▶ [Goal]
Retype the full set of records. Keep every character identical.

▶ [Recorded data]
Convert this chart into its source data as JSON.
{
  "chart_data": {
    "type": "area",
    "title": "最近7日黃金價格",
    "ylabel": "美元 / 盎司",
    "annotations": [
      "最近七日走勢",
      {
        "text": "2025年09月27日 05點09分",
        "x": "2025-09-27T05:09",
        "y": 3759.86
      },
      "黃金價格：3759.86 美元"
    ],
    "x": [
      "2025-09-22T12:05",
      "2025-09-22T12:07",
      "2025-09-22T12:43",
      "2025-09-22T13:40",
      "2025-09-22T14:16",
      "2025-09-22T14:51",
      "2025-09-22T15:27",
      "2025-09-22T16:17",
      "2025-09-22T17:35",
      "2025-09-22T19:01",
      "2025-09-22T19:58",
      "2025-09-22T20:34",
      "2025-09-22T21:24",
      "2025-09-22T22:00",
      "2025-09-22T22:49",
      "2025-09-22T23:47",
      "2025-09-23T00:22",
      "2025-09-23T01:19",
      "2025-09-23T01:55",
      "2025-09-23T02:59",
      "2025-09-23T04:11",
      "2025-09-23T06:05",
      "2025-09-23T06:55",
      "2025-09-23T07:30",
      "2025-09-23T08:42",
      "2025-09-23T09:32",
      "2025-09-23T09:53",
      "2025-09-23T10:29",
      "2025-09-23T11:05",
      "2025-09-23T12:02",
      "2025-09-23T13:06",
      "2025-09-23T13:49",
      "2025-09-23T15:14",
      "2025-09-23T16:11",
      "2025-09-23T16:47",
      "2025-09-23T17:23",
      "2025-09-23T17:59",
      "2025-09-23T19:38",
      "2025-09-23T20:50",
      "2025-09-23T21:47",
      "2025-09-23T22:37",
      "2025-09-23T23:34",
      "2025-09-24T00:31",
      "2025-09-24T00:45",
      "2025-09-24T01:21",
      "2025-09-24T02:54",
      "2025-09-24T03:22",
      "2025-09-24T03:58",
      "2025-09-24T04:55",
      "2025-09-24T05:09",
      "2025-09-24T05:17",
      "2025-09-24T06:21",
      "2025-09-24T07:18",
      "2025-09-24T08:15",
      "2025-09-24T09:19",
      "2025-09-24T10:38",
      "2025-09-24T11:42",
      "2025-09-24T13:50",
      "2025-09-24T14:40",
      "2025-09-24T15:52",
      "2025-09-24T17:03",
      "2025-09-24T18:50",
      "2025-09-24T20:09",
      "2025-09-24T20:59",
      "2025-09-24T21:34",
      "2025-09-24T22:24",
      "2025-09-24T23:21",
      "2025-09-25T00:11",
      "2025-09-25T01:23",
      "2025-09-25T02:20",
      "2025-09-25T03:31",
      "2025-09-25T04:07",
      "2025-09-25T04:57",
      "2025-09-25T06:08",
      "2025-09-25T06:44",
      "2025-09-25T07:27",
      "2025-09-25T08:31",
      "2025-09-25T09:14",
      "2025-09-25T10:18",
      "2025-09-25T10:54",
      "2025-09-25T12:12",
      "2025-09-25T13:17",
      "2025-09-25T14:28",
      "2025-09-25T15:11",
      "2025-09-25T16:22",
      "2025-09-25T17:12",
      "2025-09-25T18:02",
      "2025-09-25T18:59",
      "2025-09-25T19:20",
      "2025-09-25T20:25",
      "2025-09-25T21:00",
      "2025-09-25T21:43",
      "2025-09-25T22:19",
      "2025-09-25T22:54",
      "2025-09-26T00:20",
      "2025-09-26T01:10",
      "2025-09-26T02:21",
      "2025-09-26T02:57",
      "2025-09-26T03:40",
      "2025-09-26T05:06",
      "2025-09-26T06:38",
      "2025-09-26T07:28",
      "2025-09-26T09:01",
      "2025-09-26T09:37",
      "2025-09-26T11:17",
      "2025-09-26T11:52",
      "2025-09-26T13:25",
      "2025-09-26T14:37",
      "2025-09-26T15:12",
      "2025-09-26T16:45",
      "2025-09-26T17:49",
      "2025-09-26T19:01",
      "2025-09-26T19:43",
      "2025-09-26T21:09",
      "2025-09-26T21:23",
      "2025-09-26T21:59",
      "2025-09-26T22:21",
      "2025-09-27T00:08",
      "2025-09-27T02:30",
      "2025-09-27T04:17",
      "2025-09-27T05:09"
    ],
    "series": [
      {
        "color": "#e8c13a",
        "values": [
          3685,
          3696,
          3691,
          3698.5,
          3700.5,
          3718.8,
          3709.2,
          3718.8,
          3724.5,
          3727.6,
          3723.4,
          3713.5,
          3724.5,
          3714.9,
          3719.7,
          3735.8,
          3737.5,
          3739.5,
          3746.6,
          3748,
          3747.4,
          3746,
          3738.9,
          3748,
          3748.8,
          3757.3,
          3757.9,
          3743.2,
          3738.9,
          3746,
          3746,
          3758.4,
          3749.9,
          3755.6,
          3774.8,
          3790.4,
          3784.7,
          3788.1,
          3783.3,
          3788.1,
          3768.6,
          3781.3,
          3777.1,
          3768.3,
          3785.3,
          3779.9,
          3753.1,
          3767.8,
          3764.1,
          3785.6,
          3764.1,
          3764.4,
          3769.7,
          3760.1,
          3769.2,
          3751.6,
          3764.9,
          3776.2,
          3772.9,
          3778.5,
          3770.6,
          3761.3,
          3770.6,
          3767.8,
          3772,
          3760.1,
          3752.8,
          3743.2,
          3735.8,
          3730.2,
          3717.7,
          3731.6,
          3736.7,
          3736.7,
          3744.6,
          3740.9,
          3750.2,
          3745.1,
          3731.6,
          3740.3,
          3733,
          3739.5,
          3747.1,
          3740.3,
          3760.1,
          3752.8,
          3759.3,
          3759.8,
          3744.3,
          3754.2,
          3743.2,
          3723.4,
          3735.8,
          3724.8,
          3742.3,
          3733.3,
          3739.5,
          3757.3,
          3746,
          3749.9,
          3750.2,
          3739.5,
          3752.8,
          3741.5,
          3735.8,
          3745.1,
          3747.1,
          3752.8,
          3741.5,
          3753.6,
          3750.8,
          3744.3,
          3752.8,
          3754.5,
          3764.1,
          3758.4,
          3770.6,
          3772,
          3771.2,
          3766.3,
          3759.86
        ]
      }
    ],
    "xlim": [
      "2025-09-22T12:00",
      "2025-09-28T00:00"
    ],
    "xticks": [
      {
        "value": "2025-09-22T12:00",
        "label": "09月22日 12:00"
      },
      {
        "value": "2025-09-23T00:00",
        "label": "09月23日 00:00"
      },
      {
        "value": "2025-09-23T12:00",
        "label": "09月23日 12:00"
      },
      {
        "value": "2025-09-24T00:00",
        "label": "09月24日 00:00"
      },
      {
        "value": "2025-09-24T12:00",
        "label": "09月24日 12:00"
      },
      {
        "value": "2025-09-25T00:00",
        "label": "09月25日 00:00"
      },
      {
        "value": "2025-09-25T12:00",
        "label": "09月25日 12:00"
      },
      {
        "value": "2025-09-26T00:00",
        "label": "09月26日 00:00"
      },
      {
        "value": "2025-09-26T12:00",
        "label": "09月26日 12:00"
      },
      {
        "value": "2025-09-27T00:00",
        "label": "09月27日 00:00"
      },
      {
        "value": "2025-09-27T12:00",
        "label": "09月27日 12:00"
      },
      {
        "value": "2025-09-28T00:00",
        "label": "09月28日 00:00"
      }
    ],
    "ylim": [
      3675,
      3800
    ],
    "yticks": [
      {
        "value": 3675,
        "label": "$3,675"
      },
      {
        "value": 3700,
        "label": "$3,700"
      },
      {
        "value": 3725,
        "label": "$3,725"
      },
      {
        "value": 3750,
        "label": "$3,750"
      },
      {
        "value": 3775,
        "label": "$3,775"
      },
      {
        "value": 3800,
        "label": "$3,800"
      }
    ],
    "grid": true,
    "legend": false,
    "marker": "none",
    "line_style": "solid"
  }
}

▶ [The completed task]
Convert this chart into its source data as JSON.
{
  "chart_data": {
    "type": "area",
    "title": "最近7日黃金價格",
    "ylabel": "美元 / 盎司",
    "annotations": [
      "最近七日走勢",
      {
        "text": "2025年09月27日 05點09分",
        "x": "2025-09-27T05:09",
        "y": 3759.86
      },
      "黃金價格：3759.86 美元"
    ],
    "x": [
      "2025-09-22T12:05",
      "2025-09-22T12:07",
      "2025-09-22T12:43",
      "2025-09-22T13:40",
      "2025-09-22T14:16",
      "2025-09-22T14:51",
      "2025-09-22T15:27",
      "2025-09-22T16:17",
      "2025-09-22T17:35",
      "2025-09-22T19:01",
      "2025-09-22T19:58",
      "2025-09-22T20:34",
      "2025-09-22T21:24",
      "2025-09-22T22:00",
      "2025-09-22T22:49",
      "2025-09-22T23:47",
      "2025-09-23T00:22",
      "2025-09-23T01:19",
      "2025-09-23T01:55",
      "2025-09-23T02:59",
      "2025-09-23T04:11",
      "2025-09-23T06:05",
      "2025-09-23T06:55",
      "2025-09-23T07:30",
      "2025-09-23T08:42",
      "2025-09-23T09:32",
      "2025-09-23T09:53",
      "2025-09-23T10:29",
      "2025-09-23T11:05",
      "2025-09-23T12:02",
      "2025-09-23T13:06",
      "2025-09-23T13:49",
      "2025-09-23T15:14",
      "2025-09-23T16:11",
      "2025-09-23T16:47",
      "2025-09-23T17:23",
      "2025-09-23T17:59",
      "2025-09-23T19:38",
      "2025-09-23T20:50",
      "2025-09-23T21:47",
      "2025-09-23T22:37",
      "2025-09-23T23:34",
      "2025-09-24T00:31",
      "2025-09-24T00:45",
      "2025-09-24T01:21",
      "2025-09-24T02:54",
      "2025-09-24T03:22",
      "2025-09-24T03:58",
      "2025-09-24T04:55",
      "2025-09-24T05:09",
      "2025-09-24T05:17",
      "2025-09-24T06:21",
      "2025-09-24T07:18",
      "2025-09-24T08:15",
      "2025-09-24T09:19",
      "2025-09-24T10:38",
      "2025-09-24T11:42",
      "2025-09-24T13:50",
      "2025-09-24T14:40",
      "2025-09-24T15:52",
      "2025-09-24T17:03",
      "2025-09-24T18:50",
      "2025-09-24T20:09",
      "2025-09-24T20:59",
      "2025-09-24T21:34",
      "2025-09-24T22:24",
      "2025-09-24T23:21",
      "2025-09-25T00:11",
      "2025-09-25T01:23",
      "2025-09-25T02:20",
      "2025-09-25T03:31",
      "2025-09-25T04:07",
      "2025-09-25T04:57",
      "2025-09-25T06:08",
      "2025-09-25T06:44",
      "2025-09-25T07:27",
      "2025-09-25T08:31",
      "2025-09-25T09:14",
      "2025-09-25T10:18",
      "2025-09-25T10:54",
      "2025-09-25T12:12",
      "2025-09-25T13:17",
      "2025-09-25T14:28",
      "2025-09-25T15:11",
      "2025-09-25T16:22",
      "2025-09-25T17:12",
      "2025-09-25T18:02",
      "2025-09-25T18:59",
      "2025-09-25T19:20",
      "2025-09-25T20:25",
      "2025-09-25T21:00",
      "2025-09-25T21:43",
      "2025-09-25T22:19",
      "2025-09-25T22:54",
      "2025-09-26T00:20",
      "2025-09-26T01:10",
      "2025-09-26T02:21",
      "2025-09-26T02:57",
      "2025-09-26T03:40",
      "2025-09-26T05:06",
      "2025-09-26T06:38",
      "2025-09-26T07:28",
      "2025-09-26T09:01",
      "2025-09-26T09:37",
      "2025-09-26T11:17",
      "2025-09-26T11:52",
      "2025-09-26T13:25",
      "2025-09-26T14:37",
      "2025-09-26T15:12",
      "2025-09-26T16:45",
      "2025-09-26T17:49",
      "2025-09-26T19:01",
      "2025-09-26T19:43",
      "2025-09-26T21:09",
      "2025-09-26T21:23",
      "2025-09-26T21:59",
      "2025-09-26T22:21",
      "2025-09-27T00:08",
      "2025-09-27T02:30",
      "2025-09-27T04:17",
      "2025-09-27T05:09"
    ],
    "series": [
      {
        "color": "#e8c13a",
        "values": [
          3685,
          3696,
          3691,
          3698.5,
          3700.5,
          3718.8,
          3709.2,
          3718.8,
          3724.5,
          3727.6,
          3723.4,
          3713.5,
          3724.5,
          3714.9,
          3719.7,
          3735.8,
          3737.5,
          3739.5,
          3746.6,
          3748,
          3747.4,
          3746,
          3738.9,
          3748,
          3748.8,
          3757.3,
          3757.9,
          3743.2,
          3738.9,
          3746,
          3746,
          3758.4,
          3749.9,
          3755.6,
          3774.8,
          3790.4,
          3784.7,
          3788.1,
          3783.3,
          3788.1,
          3768.6,
          3781.3,
          3777.1,
          3768.3,
          3785.3,
          3779.9,
          3753.1,
          3767.8,
          3764.1,
          3785.6,
          3764.1,
          3764.4,
          3769.7,
          3760.1,
          3769.2,
          3751.6,
          3764.9,
          3776.2,
          3772.9,
          3778.5,
          3770.6,
          3761.3,
          3770.6,
          3767.8,
          3772,
          3760.1,
          3752.8,
          3743.2,
          3735.8,
          3730.2,
          3717.7,
          3731.6,
          3736.7,
          3736.7,
          3744.6,
          3740.9,
          3750.2,
          3745.1,
          3731.6,
          3740.3,
          3733,
          3739.5,
          3747.1,
          3740.3,
          3760.1,
          3752.8,
          3759.3,
          3759.8,
          3744.3,
          3754.2,
          3743.2,
          3723.4,
          3735.8,
          3724.8,
          3742.3,
          3733.3,
          3739.5,
          3757.3,
          3746,
          3749.9,
          3750.2,
          3739.5,
          3752.8,
          3741.5,
          3735.8,
          3745.1,
          3747.1,
          3752.8,
          3741.5,
          3753.6,
          3750.8,
          3744.3,
          3752.8,
          3754.5,
          3764.1,
          3758.4,
          3770.6,
          3772,
          3771.2,
          3766.3,
          3759.86
        ]
      }
    ],
    "xlim": [
      "2025-09-22T12:00",
      "2025-09-28T00:00"
    ],
    "xticks": [
      {
        "value": "2025-09-22T12:00",
        "label": "09月22日 12:00"
      },
      {
        "value": "2025-09-23T00:00",
        "label": "09月23日 00:00"
      },
      {
        "value": "2025-09-23T12:00",
        "label": "09月23日 12:00"
      },
      {
        "value": "2025-09-24T00:00",
        "label": "09月24日 00:00"
      },
      {
        "value": "2025-09-24T12:00",
        "label": "09月24日 12:00"
      },
      {
        "value": "2025-09-25T00:00",
        "label": "09月25日 00:00"
      },
      {
        "value": "2025-09-25T12:00",
        "label": "09月25日 12:00"
      },
      {
        "value": "2025-09-26T00:00",
        "label": "09月26日 00:00"
      },
      {
        "value": "2025-09-26T12:00",
        "label": "09月26日 12:00"
      },
      {
        "value": "2025-09-27T00:00",
        "label": "09月27日 00:00"
      },
      {
        "value": "2025-09-27T12:00",
        "label": "09月27日 12:00"
      },
      {
        "value": "2025-09-28T00:00",
        "label": "09月28日 00:00"
      }
    ],
    "ylim": [
      3675,
      3800
    ],
    "yticks": [
      {
        "value": 3675,
        "label": "$3,675"
      },
      {
        "value": 3700,
        "label": "$3,700"
      },
      {
        "value": 3725,
        "label": "$3,725"
      },
      {
        "value": 3750,
        "label": "$3,750"
      },
      {
        "value": 3775,
        "label": "$3,775"
      },
      {
        "value": 3800,
        "label": "$3,800"
      }
    ],
    "grid": true,
    "legend": false,
    "marker": "none",
    "line_style": "solid"
  }
}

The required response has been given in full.